--- Records shown ---

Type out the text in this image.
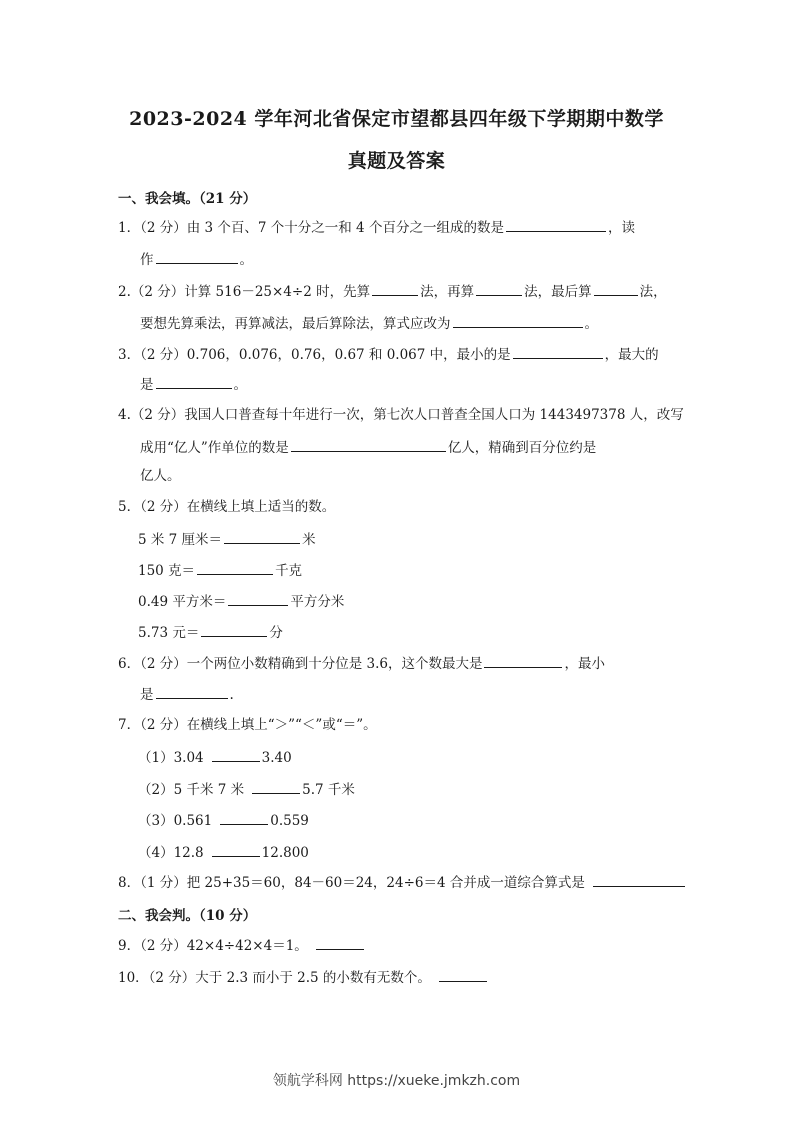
2023-2024 学年河北省保定市望都县四年级下学期期中数学
真题及答案
一、我会填。（21 分）
1．（2 分）由 3 个百、7 个十分之一和 4 个百分之一组成的数是	，读
作	。
2.（2 分）计算 516－25×4÷2 时，先算	法，再算	法，最后算	法，
要想先算乘法，再算减法，最后算除法，算式应改为	。
3．（2 分）0.706，0.076，0.76，0.67 和 0.067 中，最小的是	，最大的
是	。
4.（2 分）我国人口普查每十年进行一次，第七次人口普查全国人口为 1443497378 人，改写
成用“亿人”作单位的数是	亿人，精确到百分位约是
亿人。
5．（2 分）在横线上填上适当的数。
5 米 7 厘米＝	米
150 克＝	千克
0.49 平方米＝	平方分米
5.73 元＝	分
6．（2 分）一个两位小数精确到十分位是 3.6，这个数最大是	，最小
是	.
7．（2 分）在横线上填上“＞”“＜”或“＝”。
（1）3.04	3.40
（2）5 千米 7 米	5.7 千米
（3）0.561	0.559
（4）12.8	12.800
8．（1 分）把 25+35＝60，84－60＝24，24÷6＝4 合并成一道综合算式是
二、我会判。（10 分）
9．（2 分）42×4÷42×4＝1。
10．（2 分）大于 2.3 而小于 2.5 的小数有无数个。
领航学科网 https://xueke.jmkzh.com
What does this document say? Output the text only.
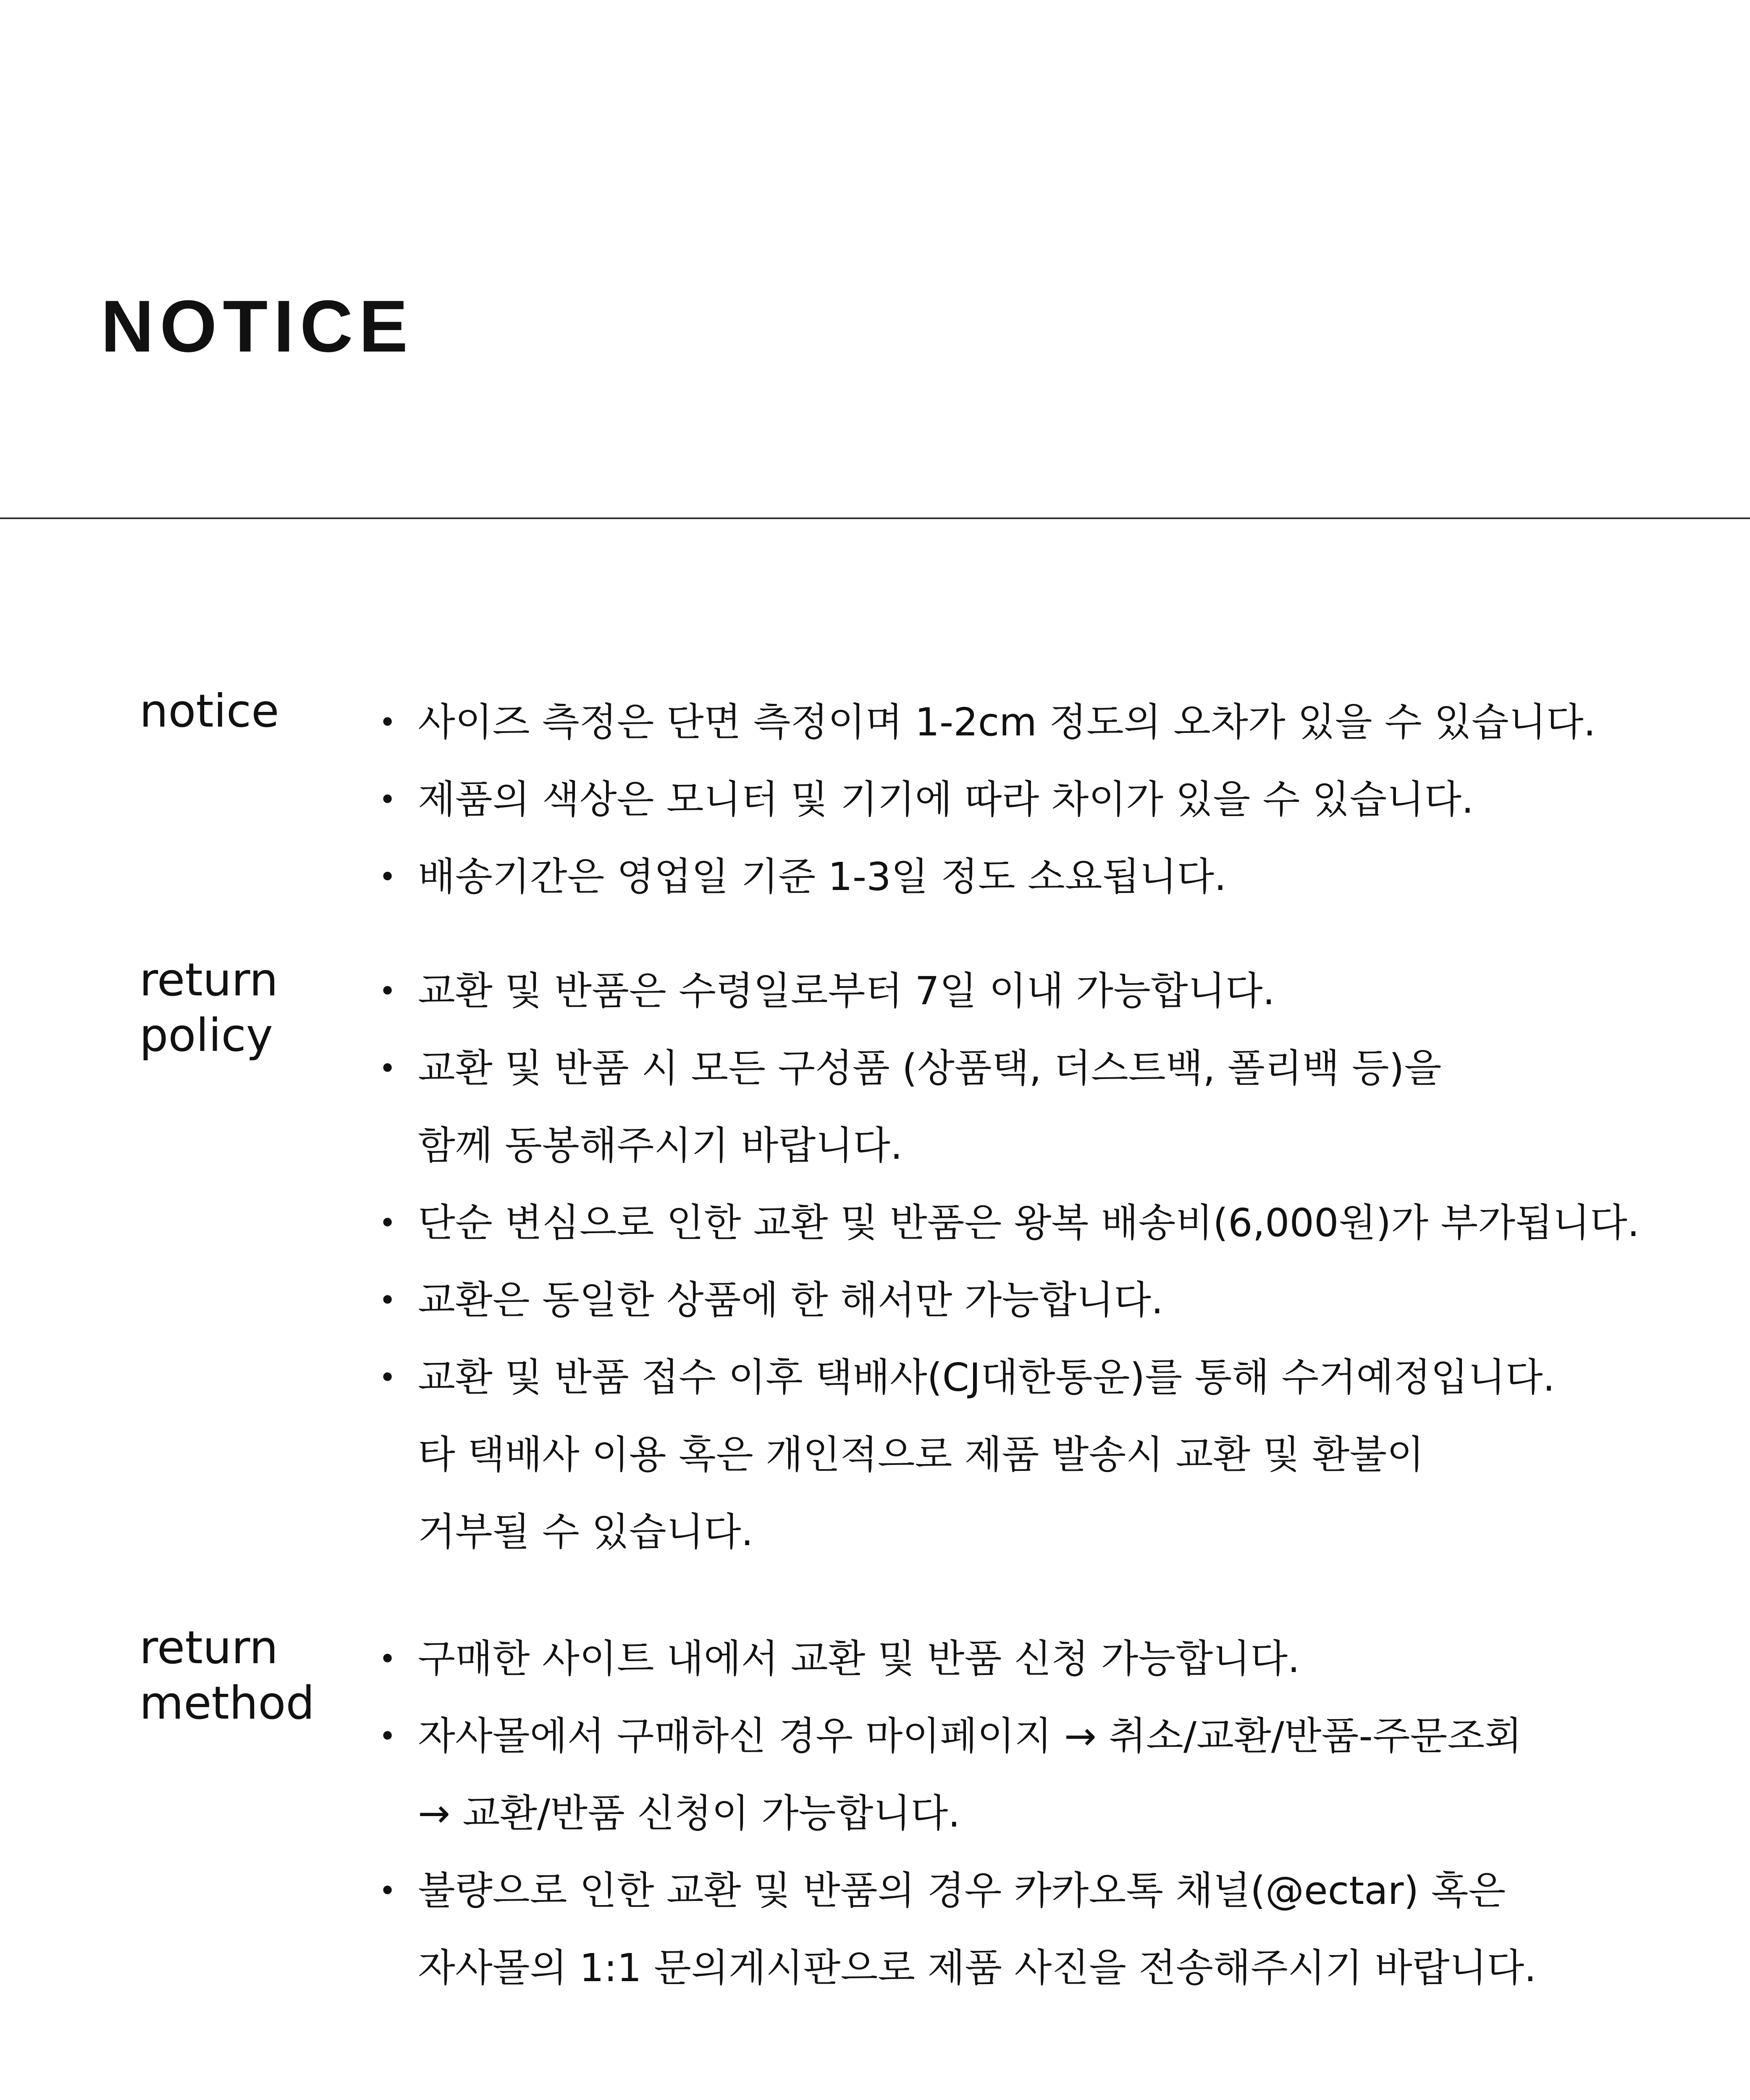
NOTICE
notice	• 사이즈 측정은 단면 측정이며 1-2cm 정도의 오차가 있을 수 있습니다.
• 제품의 색상은 모니터 및 기기에 따라 차이가 있을 수 있습니다.
• 배송기간은 영업일 기준 1-3일 정도 소요됩니다.
return
policy
• 교환 및 반품은 수령일로부터 7일 이내 가능합니다.
• 교환 및 반품 시 모든 구성품 (상품택, 더스트백, 폴리백 등)을
함께 동봉해주시기 바랍니다.
• 단순 변심으로 인한 교환 및 반품은 왕복 배송비(6,000원)가 부가됩니다.
• 교환은 동일한 상품에 한 해서만 가능합니다.
• 교환 및 반품 접수 이후 택배사(CJ대한통운)를 통해 수거예정입니다.
타 택배사 이용 혹은 개인적으로 제품 발송시 교환 및 환불이
거부될 수 있습니다.
return
method
• 구매한 사이트 내에서 교환 및 반품 신청 가능합니다.
• 자사몰에서 구매하신 경우 마이페이지 → 취소/교환/반품-주문조회
→ 교환/반품 신청이 가능합니다.
• 불량으로 인한 교환 및 반품의 경우 카카오톡 채널(@ectar) 혹은
자사몰의 1:1 문의게시판으로 제품 사진을 전송해주시기 바랍니다.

---

[What you have to do]: Look over the listing. Pull out every line with the string "this" in it.

[Output of the exercise]:
Type out the text in this image.
What does this document say? Output the text only.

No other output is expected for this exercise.